Task material:
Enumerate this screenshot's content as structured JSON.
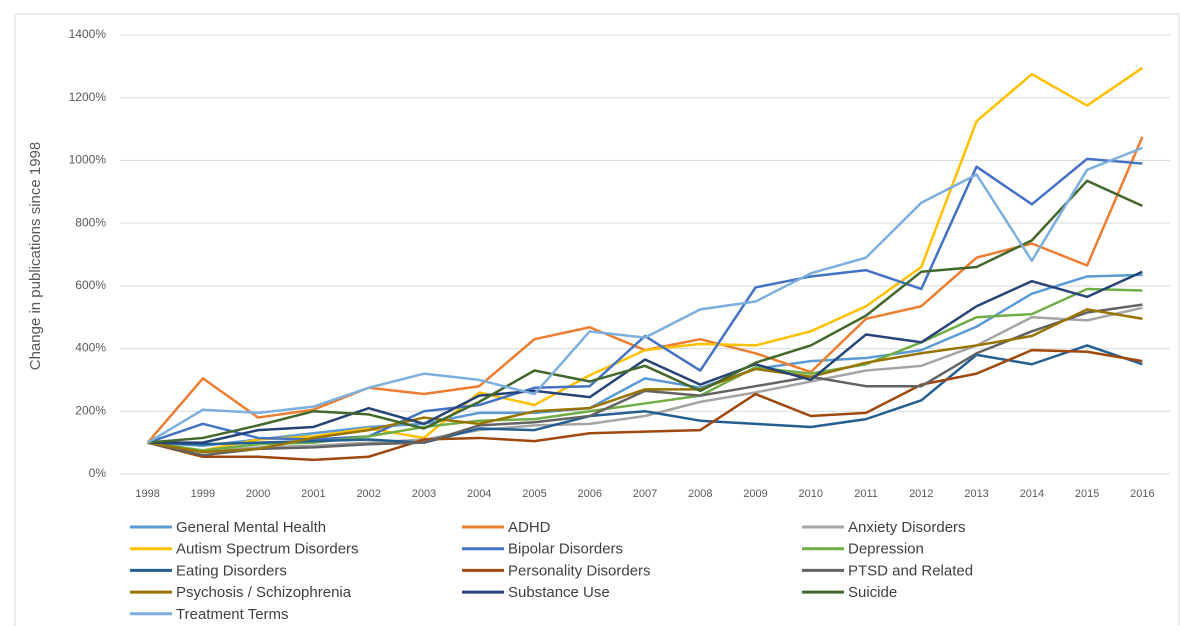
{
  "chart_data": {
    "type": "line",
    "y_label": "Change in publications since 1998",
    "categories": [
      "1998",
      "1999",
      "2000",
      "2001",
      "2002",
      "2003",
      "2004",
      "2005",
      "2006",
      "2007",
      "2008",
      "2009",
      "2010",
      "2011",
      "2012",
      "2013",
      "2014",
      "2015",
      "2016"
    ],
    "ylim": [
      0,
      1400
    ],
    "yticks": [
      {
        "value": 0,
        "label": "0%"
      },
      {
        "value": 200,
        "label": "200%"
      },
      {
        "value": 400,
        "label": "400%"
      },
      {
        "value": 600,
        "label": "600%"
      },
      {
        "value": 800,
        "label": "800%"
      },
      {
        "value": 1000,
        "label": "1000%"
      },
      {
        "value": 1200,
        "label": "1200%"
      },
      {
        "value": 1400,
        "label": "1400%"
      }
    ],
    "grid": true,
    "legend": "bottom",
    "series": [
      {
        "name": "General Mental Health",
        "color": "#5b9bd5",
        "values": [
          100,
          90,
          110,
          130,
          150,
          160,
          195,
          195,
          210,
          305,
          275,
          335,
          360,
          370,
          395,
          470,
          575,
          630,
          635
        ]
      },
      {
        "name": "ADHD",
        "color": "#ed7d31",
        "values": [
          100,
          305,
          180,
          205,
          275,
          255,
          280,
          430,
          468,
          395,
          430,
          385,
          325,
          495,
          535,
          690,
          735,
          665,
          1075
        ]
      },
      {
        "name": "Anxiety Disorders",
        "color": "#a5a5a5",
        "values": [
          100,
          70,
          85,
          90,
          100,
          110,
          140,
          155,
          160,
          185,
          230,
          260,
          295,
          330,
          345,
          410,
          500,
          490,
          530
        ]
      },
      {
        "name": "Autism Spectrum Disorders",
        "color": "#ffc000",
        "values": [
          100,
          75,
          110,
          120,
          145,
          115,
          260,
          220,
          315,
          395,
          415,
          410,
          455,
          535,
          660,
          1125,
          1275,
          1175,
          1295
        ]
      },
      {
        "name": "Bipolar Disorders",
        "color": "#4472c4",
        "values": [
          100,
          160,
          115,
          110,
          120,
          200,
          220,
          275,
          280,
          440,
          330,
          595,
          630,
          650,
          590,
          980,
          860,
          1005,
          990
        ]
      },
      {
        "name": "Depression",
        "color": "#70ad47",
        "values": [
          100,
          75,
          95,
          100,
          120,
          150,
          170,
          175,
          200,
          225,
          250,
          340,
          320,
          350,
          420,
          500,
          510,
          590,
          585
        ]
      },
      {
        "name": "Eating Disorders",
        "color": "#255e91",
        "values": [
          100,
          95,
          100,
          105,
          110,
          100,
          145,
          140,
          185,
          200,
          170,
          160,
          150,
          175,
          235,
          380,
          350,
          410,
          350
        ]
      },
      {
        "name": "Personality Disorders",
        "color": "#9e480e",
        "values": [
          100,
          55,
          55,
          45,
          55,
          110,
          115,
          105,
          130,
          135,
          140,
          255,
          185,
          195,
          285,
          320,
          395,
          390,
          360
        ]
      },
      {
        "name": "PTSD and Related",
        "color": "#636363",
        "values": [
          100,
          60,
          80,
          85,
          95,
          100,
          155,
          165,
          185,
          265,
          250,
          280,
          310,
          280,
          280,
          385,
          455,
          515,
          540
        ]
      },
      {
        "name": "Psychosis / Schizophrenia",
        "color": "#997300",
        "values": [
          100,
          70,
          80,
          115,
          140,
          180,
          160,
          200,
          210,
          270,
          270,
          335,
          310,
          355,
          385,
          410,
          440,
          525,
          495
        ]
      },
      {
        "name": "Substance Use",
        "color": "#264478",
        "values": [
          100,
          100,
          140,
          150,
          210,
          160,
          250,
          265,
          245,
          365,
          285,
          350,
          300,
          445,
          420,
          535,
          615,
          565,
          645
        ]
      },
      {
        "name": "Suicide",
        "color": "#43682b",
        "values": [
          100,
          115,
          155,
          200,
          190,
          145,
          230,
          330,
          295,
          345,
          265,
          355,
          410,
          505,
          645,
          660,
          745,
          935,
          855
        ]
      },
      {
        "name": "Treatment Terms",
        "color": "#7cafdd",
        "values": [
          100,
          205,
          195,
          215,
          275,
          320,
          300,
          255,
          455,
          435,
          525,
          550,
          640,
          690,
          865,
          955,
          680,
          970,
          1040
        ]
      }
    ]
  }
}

Problem: Set every line down exactly as written, leaving each picture out.

Full output:
Enumerate this screenshot's content as structured JSON.
{
  "chart_data": {
    "type": "line",
    "y_label": "Change in publications since 1998",
    "categories": [
      "1998",
      "1999",
      "2000",
      "2001",
      "2002",
      "2003",
      "2004",
      "2005",
      "2006",
      "2007",
      "2008",
      "2009",
      "2010",
      "2011",
      "2012",
      "2013",
      "2014",
      "2015",
      "2016"
    ],
    "ylim": [
      0,
      1400
    ],
    "yticks": [
      {
        "value": 0,
        "label": "0%"
      },
      {
        "value": 200,
        "label": "200%"
      },
      {
        "value": 400,
        "label": "400%"
      },
      {
        "value": 600,
        "label": "600%"
      },
      {
        "value": 800,
        "label": "800%"
      },
      {
        "value": 1000,
        "label": "1000%"
      },
      {
        "value": 1200,
        "label": "1200%"
      },
      {
        "value": 1400,
        "label": "1400%"
      }
    ],
    "grid": true,
    "legend": "bottom",
    "series": [
      {
        "name": "General Mental Health",
        "color": "#5b9bd5",
        "values": [
          100,
          90,
          110,
          130,
          150,
          160,
          195,
          195,
          210,
          305,
          275,
          335,
          360,
          370,
          395,
          470,
          575,
          630,
          635
        ]
      },
      {
        "name": "ADHD",
        "color": "#ed7d31",
        "values": [
          100,
          305,
          180,
          205,
          275,
          255,
          280,
          430,
          468,
          395,
          430,
          385,
          325,
          495,
          535,
          690,
          735,
          665,
          1075
        ]
      },
      {
        "name": "Anxiety Disorders",
        "color": "#a5a5a5",
        "values": [
          100,
          70,
          85,
          90,
          100,
          110,
          140,
          155,
          160,
          185,
          230,
          260,
          295,
          330,
          345,
          410,
          500,
          490,
          530
        ]
      },
      {
        "name": "Autism Spectrum Disorders",
        "color": "#ffc000",
        "values": [
          100,
          75,
          110,
          120,
          145,
          115,
          260,
          220,
          315,
          395,
          415,
          410,
          455,
          535,
          660,
          1125,
          1275,
          1175,
          1295
        ]
      },
      {
        "name": "Bipolar Disorders",
        "color": "#4472c4",
        "values": [
          100,
          160,
          115,
          110,
          120,
          200,
          220,
          275,
          280,
          440,
          330,
          595,
          630,
          650,
          590,
          980,
          860,
          1005,
          990
        ]
      },
      {
        "name": "Depression",
        "color": "#70ad47",
        "values": [
          100,
          75,
          95,
          100,
          120,
          150,
          170,
          175,
          200,
          225,
          250,
          340,
          320,
          350,
          420,
          500,
          510,
          590,
          585
        ]
      },
      {
        "name": "Eating Disorders",
        "color": "#255e91",
        "values": [
          100,
          95,
          100,
          105,
          110,
          100,
          145,
          140,
          185,
          200,
          170,
          160,
          150,
          175,
          235,
          380,
          350,
          410,
          350
        ]
      },
      {
        "name": "Personality Disorders",
        "color": "#9e480e",
        "values": [
          100,
          55,
          55,
          45,
          55,
          110,
          115,
          105,
          130,
          135,
          140,
          255,
          185,
          195,
          285,
          320,
          395,
          390,
          360
        ]
      },
      {
        "name": "PTSD and Related",
        "color": "#636363",
        "values": [
          100,
          60,
          80,
          85,
          95,
          100,
          155,
          165,
          185,
          265,
          250,
          280,
          310,
          280,
          280,
          385,
          455,
          515,
          540
        ]
      },
      {
        "name": "Psychosis / Schizophrenia",
        "color": "#997300",
        "values": [
          100,
          70,
          80,
          115,
          140,
          180,
          160,
          200,
          210,
          270,
          270,
          335,
          310,
          355,
          385,
          410,
          440,
          525,
          495
        ]
      },
      {
        "name": "Substance Use",
        "color": "#264478",
        "values": [
          100,
          100,
          140,
          150,
          210,
          160,
          250,
          265,
          245,
          365,
          285,
          350,
          300,
          445,
          420,
          535,
          615,
          565,
          645
        ]
      },
      {
        "name": "Suicide",
        "color": "#43682b",
        "values": [
          100,
          115,
          155,
          200,
          190,
          145,
          230,
          330,
          295,
          345,
          265,
          355,
          410,
          505,
          645,
          660,
          745,
          935,
          855
        ]
      },
      {
        "name": "Treatment Terms",
        "color": "#7cafdd",
        "values": [
          100,
          205,
          195,
          215,
          275,
          320,
          300,
          255,
          455,
          435,
          525,
          550,
          640,
          690,
          865,
          955,
          680,
          970,
          1040
        ]
      }
    ]
  }
}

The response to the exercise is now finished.